# Aim of the task:
From the article on Suboh's malpractice suit, copy word for word the passage that begins with the words containing "Four says later, on" and ends with "to withdraw representation.".

# Text under study:
━━━━━━━━━━

Siver cites some case law suggesting ways to argue against the earlier tolling date and noted that Suboh’s other claims of enduring a hostile work environment stood a good chance of survival.

But he concluded, “[w]hile Ms. Suboh’s hostile work environment claim is likely timely, it is a minor claim from a damages perspective … It will be difficult for her to prove damages on this claim.”

Four says later, on March 25, Fine called Suboh, according to a follow up letter he wrote to her, and told her Bergeson was leaving the firm and that she would need to seek new counsel. In that letter, dated March 28, Fine cites Bergeson’s “decision to pursue other career opportunities” in the firm’s decision to withdraw representation.

“As we discussed, our firm does not have another attorney with the requisite experience in employment litigation to continue to handle your case,” wrote Fine.

Although the firm’s Web site includes the names of five attorneys in its own Business and Employment Litigation section, including Fine and Siver, the letter suggests several other attorneys not affiliated with the firm to take the case.

The letter also says that Suboh’s final billing installment of $25,000 would be reduced by half to defray the costs and expenses of Suboh’s new lawyer getting familiar with the file.

Despite the fact that the late filing had been noticed early on in the case by Bell-South, Suboh’s lawyers “did not advise Ms. Suboh of their mistake,” her suit claims.

A March 28 motion seeking permission to obtain new counsel says that Bergeson on March 27 informed Suboh that “he was making a career transition, and that he did not plan to further engage in the private practice of litigation.”

Suboh, according to the malpractice suit, paid Alembik Fine a total of more than $230,000 over the five years of their representation.

Trial had been set for Feb. 20, 2007, but U.S. District Judge Clarence Cooper issued an order delaying it while the parties entered into settlement talks.

Suboh retained one of the attorneys Fine suggested, Edward D. Buckley III of Buckley & Klein, to take over the case, which was dismissed Sept. 26 as a result of the settlement agreement.

Buckley, who was in court and could not be reached for comment, is not involved in the DeKalb suit.

Malpractice claims

In an interview, Jones said the firm’s failure to file the EEOC complaint on time was “critical for her ability to collect a fair value for her claim.”

━━━━━━━━━━

[Excerpts from a dataset]

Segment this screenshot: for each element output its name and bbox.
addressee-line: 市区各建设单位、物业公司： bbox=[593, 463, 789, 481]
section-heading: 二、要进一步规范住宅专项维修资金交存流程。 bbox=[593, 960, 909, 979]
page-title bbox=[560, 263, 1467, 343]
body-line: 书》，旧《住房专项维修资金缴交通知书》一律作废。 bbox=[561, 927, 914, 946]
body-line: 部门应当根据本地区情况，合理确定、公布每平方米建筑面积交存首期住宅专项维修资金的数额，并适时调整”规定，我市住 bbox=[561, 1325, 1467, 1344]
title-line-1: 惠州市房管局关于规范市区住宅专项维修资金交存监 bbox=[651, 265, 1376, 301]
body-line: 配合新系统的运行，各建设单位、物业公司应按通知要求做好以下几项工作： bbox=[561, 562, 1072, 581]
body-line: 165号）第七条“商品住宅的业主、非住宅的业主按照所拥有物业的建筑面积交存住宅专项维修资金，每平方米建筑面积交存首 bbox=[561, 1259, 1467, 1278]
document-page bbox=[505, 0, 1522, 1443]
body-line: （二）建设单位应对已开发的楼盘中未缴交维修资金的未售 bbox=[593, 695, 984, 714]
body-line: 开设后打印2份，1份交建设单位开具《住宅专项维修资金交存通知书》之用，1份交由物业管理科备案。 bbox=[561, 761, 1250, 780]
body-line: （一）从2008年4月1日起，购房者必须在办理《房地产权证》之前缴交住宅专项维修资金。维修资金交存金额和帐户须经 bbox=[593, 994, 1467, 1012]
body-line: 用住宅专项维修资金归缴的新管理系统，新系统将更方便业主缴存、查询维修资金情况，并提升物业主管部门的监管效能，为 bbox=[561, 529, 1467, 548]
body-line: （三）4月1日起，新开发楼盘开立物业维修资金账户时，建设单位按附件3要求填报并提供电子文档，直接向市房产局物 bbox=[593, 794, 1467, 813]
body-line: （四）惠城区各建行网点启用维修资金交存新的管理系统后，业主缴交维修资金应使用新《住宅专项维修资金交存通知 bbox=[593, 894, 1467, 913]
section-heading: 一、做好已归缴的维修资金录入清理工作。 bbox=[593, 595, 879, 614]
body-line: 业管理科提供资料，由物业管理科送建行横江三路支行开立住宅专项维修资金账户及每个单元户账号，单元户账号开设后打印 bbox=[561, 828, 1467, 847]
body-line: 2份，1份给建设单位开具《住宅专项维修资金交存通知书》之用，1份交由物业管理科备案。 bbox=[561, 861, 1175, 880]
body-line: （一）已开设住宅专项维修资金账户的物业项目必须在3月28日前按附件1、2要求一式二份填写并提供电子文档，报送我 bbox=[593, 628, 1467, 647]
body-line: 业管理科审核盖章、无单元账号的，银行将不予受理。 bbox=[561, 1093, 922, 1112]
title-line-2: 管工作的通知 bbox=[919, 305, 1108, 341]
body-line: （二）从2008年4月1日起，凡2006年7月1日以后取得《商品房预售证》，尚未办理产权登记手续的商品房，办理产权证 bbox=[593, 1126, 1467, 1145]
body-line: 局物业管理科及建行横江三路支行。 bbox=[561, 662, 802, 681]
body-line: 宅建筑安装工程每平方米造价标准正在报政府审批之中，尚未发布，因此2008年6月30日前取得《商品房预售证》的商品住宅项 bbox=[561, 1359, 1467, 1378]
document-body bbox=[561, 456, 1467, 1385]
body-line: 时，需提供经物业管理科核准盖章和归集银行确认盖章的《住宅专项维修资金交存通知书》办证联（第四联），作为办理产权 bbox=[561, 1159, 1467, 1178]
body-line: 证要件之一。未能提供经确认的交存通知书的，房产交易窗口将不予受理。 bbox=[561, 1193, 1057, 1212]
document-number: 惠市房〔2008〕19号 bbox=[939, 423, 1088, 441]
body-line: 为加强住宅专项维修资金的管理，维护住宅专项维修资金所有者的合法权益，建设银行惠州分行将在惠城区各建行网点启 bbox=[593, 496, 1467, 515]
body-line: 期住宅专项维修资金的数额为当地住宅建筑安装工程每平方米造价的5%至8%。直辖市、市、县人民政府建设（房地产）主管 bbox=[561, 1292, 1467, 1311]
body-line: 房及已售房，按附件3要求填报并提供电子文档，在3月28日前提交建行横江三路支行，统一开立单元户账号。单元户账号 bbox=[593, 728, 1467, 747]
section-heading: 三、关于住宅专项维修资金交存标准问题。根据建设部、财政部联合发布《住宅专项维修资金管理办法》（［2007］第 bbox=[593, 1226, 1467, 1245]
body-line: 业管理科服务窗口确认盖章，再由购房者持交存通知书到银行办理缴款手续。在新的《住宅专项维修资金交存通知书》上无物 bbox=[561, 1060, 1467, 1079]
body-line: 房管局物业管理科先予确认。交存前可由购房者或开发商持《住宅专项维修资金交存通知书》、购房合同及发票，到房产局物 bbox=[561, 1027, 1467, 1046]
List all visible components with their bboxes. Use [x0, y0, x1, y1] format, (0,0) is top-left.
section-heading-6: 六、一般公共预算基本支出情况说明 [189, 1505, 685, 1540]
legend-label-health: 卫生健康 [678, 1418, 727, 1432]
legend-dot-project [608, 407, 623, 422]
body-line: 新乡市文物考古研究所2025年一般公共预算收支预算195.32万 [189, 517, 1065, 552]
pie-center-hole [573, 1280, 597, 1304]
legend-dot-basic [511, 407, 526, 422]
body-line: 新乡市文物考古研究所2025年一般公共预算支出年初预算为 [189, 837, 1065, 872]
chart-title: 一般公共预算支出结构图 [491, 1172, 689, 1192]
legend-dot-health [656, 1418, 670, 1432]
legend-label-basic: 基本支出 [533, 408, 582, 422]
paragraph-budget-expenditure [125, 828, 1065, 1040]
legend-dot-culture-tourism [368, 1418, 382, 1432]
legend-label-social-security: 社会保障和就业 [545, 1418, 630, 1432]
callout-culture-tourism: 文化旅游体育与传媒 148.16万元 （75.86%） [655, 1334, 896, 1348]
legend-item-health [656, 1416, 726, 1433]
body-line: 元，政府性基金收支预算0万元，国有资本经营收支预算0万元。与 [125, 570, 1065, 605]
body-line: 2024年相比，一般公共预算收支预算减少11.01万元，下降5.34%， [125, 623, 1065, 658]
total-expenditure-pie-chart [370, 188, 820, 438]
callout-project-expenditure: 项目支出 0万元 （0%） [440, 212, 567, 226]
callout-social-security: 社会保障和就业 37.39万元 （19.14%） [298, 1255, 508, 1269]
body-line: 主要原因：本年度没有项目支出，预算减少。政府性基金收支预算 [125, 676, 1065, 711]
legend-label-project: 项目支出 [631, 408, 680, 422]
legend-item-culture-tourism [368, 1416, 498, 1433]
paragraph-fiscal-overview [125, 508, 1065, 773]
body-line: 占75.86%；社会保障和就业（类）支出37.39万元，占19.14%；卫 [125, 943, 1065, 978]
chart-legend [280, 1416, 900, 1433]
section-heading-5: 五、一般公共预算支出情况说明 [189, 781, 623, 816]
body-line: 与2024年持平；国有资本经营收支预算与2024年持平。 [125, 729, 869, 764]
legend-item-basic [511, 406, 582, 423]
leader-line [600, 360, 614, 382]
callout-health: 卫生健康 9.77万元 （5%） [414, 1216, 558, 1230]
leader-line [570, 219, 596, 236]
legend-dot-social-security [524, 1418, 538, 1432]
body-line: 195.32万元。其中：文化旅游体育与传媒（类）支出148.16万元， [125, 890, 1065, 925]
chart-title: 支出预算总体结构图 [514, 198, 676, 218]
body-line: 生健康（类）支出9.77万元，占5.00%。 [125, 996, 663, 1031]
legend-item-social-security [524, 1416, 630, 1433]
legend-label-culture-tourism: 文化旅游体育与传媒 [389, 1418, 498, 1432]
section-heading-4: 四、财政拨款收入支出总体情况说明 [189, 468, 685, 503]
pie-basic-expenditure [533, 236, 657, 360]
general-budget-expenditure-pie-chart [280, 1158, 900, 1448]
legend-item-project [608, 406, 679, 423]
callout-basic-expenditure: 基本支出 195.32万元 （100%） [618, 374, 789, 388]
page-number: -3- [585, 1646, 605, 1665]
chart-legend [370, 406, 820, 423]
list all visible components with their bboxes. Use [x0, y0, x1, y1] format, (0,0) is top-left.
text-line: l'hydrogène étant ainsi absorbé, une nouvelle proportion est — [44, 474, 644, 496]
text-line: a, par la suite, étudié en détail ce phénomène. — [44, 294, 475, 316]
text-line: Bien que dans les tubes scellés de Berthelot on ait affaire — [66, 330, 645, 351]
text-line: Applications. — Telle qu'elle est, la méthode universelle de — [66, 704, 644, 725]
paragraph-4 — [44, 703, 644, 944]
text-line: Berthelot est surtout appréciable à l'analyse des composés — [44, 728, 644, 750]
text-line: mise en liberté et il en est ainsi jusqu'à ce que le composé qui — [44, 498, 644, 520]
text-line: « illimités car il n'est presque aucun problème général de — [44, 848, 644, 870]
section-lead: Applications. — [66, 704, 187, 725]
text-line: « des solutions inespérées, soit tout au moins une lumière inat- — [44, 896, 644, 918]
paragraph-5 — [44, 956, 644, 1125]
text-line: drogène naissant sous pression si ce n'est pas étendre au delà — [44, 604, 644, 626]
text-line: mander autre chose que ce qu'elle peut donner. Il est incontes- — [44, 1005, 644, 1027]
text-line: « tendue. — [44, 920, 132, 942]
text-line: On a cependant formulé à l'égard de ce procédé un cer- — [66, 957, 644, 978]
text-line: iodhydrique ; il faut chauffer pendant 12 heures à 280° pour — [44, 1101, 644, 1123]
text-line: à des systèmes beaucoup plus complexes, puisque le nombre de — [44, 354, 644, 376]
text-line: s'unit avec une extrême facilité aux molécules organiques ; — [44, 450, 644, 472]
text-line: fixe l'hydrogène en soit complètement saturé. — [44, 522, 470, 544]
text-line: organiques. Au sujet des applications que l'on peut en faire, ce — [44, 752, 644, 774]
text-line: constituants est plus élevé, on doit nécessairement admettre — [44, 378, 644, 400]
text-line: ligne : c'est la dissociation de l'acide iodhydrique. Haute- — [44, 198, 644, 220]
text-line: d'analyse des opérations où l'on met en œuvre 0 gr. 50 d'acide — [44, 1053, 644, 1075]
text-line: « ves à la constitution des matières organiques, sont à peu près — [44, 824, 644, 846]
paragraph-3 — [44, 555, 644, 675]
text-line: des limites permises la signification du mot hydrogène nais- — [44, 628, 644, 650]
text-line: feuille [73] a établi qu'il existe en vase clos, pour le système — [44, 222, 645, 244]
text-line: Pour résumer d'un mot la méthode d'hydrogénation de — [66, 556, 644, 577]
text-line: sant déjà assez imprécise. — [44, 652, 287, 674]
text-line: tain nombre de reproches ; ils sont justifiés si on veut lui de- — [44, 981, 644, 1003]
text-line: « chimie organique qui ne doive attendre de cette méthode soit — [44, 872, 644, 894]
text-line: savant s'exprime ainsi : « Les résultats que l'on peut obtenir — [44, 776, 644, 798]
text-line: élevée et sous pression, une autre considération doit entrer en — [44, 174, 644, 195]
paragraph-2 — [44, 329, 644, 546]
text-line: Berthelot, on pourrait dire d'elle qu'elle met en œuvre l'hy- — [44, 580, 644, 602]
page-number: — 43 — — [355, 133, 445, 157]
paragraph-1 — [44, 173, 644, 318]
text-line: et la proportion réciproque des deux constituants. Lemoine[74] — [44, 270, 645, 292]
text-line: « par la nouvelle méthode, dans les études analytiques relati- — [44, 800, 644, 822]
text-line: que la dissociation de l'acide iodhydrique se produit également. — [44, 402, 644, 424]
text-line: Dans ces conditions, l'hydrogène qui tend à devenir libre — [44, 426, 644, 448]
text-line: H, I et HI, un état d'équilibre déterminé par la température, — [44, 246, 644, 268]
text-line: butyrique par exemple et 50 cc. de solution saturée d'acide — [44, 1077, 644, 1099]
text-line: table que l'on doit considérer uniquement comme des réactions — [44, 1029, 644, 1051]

━━━━━━━━━━

# Response:
Four says later, on March 25, Fine called Suboh, according to a follow up letter he wrote to her, and told her Bergeson was leaving the firm and that she would need to seek new counsel. In that letter, dated March 28, Fine cites Bergeson’s “decision to pursue other career opportunities” in the firm’s decision to withdraw representation.